→ PROVIDED PASSAGE
>> begin

However, VSP systems are not without limitations. Research by the IHA [16] and Ghorbani et al. [32] points out that power converters can adversely affect power quality, and grid inertia may decrease when generators do not operate at synchronous speed. This reduction in inertia could pose challenges for grids with high renewable energy penetration.

3. Methodology

3.1. Electric Needs

3.1.1. Decarbonation Scenario

Calculating the mine’s energy needs is the starting point for solving the problem since it provides the power and capacity required. First, Raglan provided the power demand for electrical devices in 2021 with a one-hour time step. Thus, the consumption amounts to 154,942 MWh with a peak power of 20 MW.
Then, it is necessary to estimate the hourly power to be decarbonized from the heat network and plan the power supply of the process by the green electricity network. It is important to note that heating the glycol water network is the only process to be electrified since ore drying requires using exhaust gases with a low CO2 content. Referring to Figure 1, it can be seen that for the use of exhaust gases, the required electrical load must be estimated considering some EMD generators’ operation.
Indeed, a continuous average production of two EMD generators operating at 2.9 MW each is sufficient to produce the required gas flow. Thus, a constant 5.8 MW of electricity can be deducted from the power demand of the 25 kV-G network. Furthermore, according to Figure 1, the HX-02 recuperator can still recover energy from combustion inside the EMD generator. Likewise, the HX-01 recuperator can also be used when the load of the EMD generator is greater than 5.8 MW, i.e., when the exhaust gas flow exceeds the needs of the drying process. It is estimated that for each megawatt of electricity the EMD generator produces, the HX-02 recuperator recovers 0.45 MW fed into the glycol network. In the same way, for every megawatt exceeding 5.8 MW, the HX-01 recuperator recovers 0.61 MW, also fed into the glycol network.

>> end

→ ROWS
>> begin

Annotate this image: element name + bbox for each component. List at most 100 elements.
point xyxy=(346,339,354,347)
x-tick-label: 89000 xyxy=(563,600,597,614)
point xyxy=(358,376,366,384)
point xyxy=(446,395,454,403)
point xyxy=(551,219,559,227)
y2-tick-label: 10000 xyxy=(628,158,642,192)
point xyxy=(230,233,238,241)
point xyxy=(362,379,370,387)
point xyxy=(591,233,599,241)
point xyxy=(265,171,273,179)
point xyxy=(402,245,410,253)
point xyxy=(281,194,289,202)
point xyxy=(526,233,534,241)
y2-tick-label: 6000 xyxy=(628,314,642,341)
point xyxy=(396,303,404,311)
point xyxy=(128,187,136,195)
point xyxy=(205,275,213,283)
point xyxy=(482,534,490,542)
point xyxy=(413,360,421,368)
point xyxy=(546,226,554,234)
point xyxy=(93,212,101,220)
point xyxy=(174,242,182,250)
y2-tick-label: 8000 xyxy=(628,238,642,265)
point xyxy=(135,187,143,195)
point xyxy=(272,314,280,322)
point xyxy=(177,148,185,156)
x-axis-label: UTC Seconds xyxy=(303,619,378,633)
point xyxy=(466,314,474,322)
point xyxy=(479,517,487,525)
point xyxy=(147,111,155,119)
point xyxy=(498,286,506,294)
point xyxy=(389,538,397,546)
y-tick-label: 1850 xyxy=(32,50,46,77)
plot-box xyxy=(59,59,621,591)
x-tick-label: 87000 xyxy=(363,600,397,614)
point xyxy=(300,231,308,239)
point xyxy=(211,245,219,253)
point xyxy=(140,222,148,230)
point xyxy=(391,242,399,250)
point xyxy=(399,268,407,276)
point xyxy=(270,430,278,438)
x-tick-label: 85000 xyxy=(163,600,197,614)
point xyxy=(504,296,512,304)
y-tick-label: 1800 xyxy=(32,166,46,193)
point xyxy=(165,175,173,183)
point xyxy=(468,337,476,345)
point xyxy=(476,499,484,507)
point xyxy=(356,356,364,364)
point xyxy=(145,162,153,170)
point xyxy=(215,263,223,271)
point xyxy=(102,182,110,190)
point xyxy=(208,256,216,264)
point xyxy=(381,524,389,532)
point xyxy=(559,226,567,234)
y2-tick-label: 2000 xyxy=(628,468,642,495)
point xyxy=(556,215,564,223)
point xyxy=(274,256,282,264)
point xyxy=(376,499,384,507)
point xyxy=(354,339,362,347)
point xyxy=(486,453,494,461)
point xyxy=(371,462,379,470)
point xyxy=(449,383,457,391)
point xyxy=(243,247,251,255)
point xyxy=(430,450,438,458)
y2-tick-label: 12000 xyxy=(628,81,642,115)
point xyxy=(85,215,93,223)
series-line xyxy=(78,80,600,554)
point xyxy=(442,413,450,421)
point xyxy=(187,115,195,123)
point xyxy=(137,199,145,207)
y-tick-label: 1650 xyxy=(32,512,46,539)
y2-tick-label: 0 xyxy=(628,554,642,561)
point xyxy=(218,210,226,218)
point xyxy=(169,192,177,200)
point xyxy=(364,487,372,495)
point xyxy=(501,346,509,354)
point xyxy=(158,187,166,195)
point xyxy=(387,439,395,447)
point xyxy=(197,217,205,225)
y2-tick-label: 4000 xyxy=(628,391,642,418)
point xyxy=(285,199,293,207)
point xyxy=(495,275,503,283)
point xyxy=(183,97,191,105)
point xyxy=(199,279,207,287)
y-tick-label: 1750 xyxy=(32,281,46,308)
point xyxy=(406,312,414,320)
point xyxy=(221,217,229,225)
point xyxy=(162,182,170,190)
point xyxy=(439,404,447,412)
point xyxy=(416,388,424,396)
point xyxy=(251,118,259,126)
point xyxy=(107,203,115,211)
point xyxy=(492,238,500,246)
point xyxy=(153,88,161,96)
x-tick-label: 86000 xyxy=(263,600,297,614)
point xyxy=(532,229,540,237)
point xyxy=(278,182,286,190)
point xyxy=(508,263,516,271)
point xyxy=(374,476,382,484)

>> end

→ GOALS
- a) From the mine energy methodology text, list every distinct power value that is given in MW (megawatts).
- b) Please answer these questions from the mine energy methodology text, one answer per line and marked the same way:
(i) Which two sources point out limitations of VSP systems?
(ii) What was the total consumption of the electrical devices in 2021?
(iii) How much does the HX-01 recuperator recover for every megawatt above 5.8 MW?
- c) Write the next part of the mine energy methodology text, beginning after its last sentence.
The records play no part in any of this work.

→ RESPONSES FOR EACH TASK
- a) 20 MW, 2.9 MW, 5.8 MW, 0.45 MW, 0.61 MW

- b)
(i) The IHA [16] and Ghorbani et al. [32]
(ii) 154,942 MWh
(iii) 0.61 MW, which is fed into the glycol network

- c)
Thus, the electrical load planned to be decarbonized can be determined by summing the load of the electrical devices and the glycol network provided by Raglan. Then, it remains to subtract the constant production of 5.8 MW of electricity from the EMD generators and the 2.6 MW recovered by the HX-02 recuperator and injected into the glycol network. Figure 3 shows the details of the decarbonization process.
The decarbonization scenario predicts an electrical load varying between 10 and 25 MW for an annual consumption of 137,190 MWh. The share of the renewable energy target in the 25 kV-G network mix (electricity + heat) is 52.2%. For the two maintained EMD generators, producing 50,800 MWh of energy requires approximately 12.93 million liters of diesel, resulting in 35,915 t C O 2 e q emissions. Thus, this scenario aims to save 25.1 million liters of diesel and 69,640 t C O 2 e q emissions per year, i.e., a reduction of 66%. Moreover, it is pointed out that maintaining two EMD generators provides a certain controllable production, varying between 500 kW and 3.2 MW per unit. This is a definite advantage for the flexibility of the network, its stability, and, above all, the quality of the energy.

3.1.2. Generator Capital Expenditures (CAPEX) and Operating Expenditures (OPEX)

Based on the information provided by Raglan, it is possible to estimate the investment costs for replacing obsolete units and the lifetime and Operation and Maintenance (O&M) costs of the three generator models composing the 25 kV-G network (see Table 2).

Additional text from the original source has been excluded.